#### [Written exercise]
Filter the records below and copy every line containing the word "CLOSE".

_ _ _ _ _

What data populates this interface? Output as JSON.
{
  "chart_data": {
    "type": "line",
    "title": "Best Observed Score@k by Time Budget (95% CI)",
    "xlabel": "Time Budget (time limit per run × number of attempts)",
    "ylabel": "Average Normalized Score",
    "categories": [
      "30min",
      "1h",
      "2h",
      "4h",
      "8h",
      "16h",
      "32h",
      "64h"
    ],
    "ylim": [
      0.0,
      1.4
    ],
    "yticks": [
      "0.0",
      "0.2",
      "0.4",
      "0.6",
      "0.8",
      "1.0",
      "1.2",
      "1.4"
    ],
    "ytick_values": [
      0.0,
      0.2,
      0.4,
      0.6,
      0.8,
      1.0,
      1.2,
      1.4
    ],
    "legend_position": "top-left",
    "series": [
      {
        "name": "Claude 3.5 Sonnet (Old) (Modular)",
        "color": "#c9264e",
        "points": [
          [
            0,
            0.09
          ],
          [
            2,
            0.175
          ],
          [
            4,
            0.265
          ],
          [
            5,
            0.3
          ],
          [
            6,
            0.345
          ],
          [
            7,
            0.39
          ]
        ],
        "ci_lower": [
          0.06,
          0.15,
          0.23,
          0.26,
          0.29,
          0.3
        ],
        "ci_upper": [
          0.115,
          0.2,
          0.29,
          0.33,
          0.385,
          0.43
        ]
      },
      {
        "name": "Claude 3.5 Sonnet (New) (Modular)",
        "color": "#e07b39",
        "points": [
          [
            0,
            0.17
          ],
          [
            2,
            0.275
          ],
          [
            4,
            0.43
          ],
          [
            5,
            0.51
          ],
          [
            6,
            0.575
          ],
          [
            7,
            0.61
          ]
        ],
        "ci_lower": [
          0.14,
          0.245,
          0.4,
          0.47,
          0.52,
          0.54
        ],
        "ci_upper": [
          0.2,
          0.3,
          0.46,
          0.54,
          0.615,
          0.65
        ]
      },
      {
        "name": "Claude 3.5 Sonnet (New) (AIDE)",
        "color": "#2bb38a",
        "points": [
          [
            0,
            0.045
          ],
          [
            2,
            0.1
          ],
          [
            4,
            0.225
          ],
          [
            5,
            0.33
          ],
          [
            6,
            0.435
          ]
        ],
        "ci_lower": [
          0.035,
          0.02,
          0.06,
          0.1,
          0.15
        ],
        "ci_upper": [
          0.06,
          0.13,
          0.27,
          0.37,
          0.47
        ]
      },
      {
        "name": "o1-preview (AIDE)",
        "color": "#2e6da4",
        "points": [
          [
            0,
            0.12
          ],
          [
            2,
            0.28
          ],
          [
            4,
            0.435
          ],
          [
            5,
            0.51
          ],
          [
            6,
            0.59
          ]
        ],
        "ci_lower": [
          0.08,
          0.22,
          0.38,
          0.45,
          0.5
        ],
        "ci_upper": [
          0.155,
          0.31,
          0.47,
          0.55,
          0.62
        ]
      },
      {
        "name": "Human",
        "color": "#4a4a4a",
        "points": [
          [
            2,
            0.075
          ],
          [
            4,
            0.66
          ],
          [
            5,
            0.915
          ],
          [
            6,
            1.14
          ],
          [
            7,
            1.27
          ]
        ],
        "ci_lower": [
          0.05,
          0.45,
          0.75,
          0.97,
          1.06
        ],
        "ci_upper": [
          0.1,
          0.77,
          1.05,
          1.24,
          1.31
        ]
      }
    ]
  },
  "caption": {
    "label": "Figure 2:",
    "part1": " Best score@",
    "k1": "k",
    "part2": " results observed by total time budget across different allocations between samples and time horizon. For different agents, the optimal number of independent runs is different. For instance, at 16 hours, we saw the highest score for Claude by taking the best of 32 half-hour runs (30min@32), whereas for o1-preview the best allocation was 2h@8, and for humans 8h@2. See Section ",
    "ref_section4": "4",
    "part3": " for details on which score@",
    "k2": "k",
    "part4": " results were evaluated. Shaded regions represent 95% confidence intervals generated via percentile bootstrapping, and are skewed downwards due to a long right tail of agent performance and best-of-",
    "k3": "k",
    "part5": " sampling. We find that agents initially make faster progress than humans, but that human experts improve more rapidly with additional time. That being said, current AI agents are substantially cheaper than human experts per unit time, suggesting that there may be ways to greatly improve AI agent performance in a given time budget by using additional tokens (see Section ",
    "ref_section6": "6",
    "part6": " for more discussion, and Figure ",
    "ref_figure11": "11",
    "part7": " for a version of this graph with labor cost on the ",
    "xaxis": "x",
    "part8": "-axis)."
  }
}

_ _ _ _ _

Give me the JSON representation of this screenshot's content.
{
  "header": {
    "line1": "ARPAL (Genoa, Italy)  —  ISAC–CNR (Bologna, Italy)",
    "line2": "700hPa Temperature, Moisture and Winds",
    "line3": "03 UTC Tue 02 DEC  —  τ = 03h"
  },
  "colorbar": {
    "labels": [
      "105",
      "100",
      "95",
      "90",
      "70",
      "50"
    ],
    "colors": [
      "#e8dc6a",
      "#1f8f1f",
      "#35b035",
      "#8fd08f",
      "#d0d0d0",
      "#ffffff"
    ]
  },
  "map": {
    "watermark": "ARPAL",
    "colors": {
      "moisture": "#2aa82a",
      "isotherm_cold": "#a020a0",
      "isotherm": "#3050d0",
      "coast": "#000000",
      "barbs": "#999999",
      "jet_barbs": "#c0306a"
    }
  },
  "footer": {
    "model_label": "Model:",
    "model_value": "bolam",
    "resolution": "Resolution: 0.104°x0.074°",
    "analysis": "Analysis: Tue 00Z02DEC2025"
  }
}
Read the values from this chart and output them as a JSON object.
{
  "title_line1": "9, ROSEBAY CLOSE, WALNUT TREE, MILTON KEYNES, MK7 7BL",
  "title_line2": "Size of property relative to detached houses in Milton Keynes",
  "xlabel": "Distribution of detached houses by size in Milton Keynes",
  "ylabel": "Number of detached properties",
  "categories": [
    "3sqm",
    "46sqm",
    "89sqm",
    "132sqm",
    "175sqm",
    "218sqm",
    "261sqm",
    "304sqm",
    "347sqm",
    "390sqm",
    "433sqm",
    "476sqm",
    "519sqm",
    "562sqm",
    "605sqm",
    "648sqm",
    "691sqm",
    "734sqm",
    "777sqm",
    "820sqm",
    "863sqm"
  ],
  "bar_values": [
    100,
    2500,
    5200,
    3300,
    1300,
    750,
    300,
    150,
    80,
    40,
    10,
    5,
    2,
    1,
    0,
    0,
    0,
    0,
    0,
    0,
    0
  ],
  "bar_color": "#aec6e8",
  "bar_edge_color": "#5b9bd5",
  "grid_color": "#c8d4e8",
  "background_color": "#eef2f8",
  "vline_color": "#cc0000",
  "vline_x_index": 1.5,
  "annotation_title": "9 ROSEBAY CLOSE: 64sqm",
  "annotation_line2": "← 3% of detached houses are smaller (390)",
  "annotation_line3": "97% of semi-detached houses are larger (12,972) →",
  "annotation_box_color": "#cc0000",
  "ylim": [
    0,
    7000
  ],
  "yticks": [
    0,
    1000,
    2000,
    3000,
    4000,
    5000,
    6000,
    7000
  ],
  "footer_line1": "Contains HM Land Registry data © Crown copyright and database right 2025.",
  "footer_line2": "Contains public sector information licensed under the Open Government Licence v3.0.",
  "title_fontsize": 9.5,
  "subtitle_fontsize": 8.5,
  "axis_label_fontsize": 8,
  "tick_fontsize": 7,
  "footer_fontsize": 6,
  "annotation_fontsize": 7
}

_ _ _ _ _

#### [Output below]
  "title_line1": "9, ROSEBAY CLOSE, WALNUT TREE, MILTON KEYNES, MK7 7BL",
  "annotation_title": "9 ROSEBAY CLOSE: 64sqm",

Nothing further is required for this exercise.